WHAT IS EXPECTED |
Can all of these lines be returned exactly?

Stored data entries |
## START

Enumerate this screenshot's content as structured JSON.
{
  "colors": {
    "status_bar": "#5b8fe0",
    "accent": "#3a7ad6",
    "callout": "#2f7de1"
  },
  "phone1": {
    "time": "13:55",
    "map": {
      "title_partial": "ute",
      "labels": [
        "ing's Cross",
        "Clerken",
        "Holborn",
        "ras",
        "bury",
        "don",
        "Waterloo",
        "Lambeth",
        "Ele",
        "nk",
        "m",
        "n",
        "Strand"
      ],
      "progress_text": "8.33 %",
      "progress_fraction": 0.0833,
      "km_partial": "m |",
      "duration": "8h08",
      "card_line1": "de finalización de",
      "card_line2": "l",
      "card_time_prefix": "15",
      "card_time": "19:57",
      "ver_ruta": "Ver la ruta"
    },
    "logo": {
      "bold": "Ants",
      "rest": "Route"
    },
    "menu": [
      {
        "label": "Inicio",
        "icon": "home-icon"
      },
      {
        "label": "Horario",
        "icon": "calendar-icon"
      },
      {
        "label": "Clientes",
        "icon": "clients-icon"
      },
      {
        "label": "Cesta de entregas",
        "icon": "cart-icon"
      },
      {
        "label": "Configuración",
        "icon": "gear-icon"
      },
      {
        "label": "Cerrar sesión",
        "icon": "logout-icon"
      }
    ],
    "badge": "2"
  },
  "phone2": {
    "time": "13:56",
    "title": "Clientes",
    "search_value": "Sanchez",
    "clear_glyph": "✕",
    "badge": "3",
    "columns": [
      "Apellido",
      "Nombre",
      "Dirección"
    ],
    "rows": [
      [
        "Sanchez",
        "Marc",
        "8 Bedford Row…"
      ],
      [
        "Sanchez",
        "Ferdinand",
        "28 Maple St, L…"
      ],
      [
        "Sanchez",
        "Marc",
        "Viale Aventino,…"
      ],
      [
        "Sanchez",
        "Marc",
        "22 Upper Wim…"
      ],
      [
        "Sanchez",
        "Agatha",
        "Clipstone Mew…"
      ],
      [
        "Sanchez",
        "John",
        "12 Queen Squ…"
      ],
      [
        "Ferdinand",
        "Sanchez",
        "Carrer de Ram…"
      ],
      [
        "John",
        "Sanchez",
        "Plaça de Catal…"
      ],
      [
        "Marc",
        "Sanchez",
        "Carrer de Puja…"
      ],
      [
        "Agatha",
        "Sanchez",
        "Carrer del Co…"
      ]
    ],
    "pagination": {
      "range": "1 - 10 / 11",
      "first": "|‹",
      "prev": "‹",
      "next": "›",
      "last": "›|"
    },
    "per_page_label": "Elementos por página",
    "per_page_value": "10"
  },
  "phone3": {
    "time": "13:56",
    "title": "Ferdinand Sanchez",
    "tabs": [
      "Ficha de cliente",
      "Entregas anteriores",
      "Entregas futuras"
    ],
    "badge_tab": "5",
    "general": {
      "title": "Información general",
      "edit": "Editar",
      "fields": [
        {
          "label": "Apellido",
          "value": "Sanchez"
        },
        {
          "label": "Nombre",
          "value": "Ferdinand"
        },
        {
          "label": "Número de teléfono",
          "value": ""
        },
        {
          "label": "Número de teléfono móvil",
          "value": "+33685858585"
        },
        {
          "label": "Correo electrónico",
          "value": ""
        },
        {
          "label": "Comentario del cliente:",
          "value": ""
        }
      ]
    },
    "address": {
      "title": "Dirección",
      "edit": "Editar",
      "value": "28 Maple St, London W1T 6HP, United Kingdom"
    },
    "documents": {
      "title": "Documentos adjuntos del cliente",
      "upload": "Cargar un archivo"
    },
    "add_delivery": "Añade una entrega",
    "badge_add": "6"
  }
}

## END

FINAL ANSWER |
Enumerate this screenshot's content as structured JSON.
{
  "colors": {
    "status_bar": "#5b8fe0",
    "accent": "#3a7ad6",
    "callout": "#2f7de1"
  },
  "phone1": {
    "time": "13:55",
    "map": {
      "title_partial": "ute",
      "labels": [
        "ing's Cross",
        "Clerken",
        "Holborn",
        "ras",
        "bury",
        "don",
        "Waterloo",
        "Lambeth",
        "Ele",
        "nk",
        "m",
        "n",
        "Strand"
      ],
      "progress_text": "8.33 %",
      "progress_fraction": 0.0833,
      "km_partial": "m |",
      "duration": "8h08",
      "card_line1": "de finalización de",
      "card_line2": "l",
      "card_time_prefix": "15",
      "card_time": "19:57",
      "ver_ruta": "Ver la ruta"
    },
    "logo": {
      "bold": "Ants",
      "rest": "Route"
    },
    "menu": [
      {
        "label": "Inicio",
        "icon": "home-icon"
      },
      {
        "label": "Horario",
        "icon": "calendar-icon"
      },
      {
        "label": "Clientes",
        "icon": "clients-icon"
      },
      {
        "label": "Cesta de entregas",
        "icon": "cart-icon"
      },
      {
        "label": "Configuración",
        "icon": "gear-icon"
      },
      {
        "label": "Cerrar sesión",
        "icon": "logout-icon"
      }
    ],
    "badge": "2"
  },
  "phone2": {
    "time": "13:56",
    "title": "Clientes",
    "search_value": "Sanchez",
    "clear_glyph": "✕",
    "badge": "3",
    "columns": [
      "Apellido",
      "Nombre",
      "Dirección"
    ],
    "rows": [
      [
        "Sanchez",
        "Marc",
        "8 Bedford Row…"
      ],
      [
        "Sanchez",
        "Ferdinand",
        "28 Maple St, L…"
      ],
      [
        "Sanchez",
        "Marc",
        "Viale Aventino,…"
      ],
      [
        "Sanchez",
        "Marc",
        "22 Upper Wim…"
      ],
      [
        "Sanchez",
        "Agatha",
        "Clipstone Mew…"
      ],
      [
        "Sanchez",
        "John",
        "12 Queen Squ…"
      ],
      [
        "Ferdinand",
        "Sanchez",
        "Carrer de Ram…"
      ],
      [
        "John",
        "Sanchez",
        "Plaça de Catal…"
      ],
      [
        "Marc",
        "Sanchez",
        "Carrer de Puja…"
      ],
      [
        "Agatha",
        "Sanchez",
        "Carrer del Co…"
      ]
    ],
    "pagination": {
      "range": "1 - 10 / 11",
      "first": "|‹",
      "prev": "‹",
      "next": "›",
      "last": "›|"
    },
    "per_page_label": "Elementos por página",
    "per_page_value": "10"
  },
  "phone3": {
    "time": "13:56",
    "title": "Ferdinand Sanchez",
    "tabs": [
      "Ficha de cliente",
      "Entregas anteriores",
      "Entregas futuras"
    ],
    "badge_tab": "5",
    "general": {
      "title": "Información general",
      "edit": "Editar",
      "fields": [
        {
          "label": "Apellido",
          "value": "Sanchez"
        },
        {
          "label": "Nombre",
          "value": "Ferdinand"
        },
        {
          "label": "Número de teléfono",
          "value": ""
        },
        {
          "label": "Número de teléfono móvil",
          "value": "+33685858585"
        },
        {
          "label": "Correo electrónico",
          "value": ""
        },
        {
          "label": "Comentario del cliente:",
          "value": ""
        }
      ]
    },
    "address": {
      "title": "Dirección",
      "edit": "Editar",
      "value": "28 Maple St, London W1T 6HP, United Kingdom"
    },
    "documents": {
      "title": "Documentos adjuntos del cliente",
      "upload": "Cargar un archivo"
    },
    "add_delivery": "Añade una entrega",
    "badge_add": "6"
  }
}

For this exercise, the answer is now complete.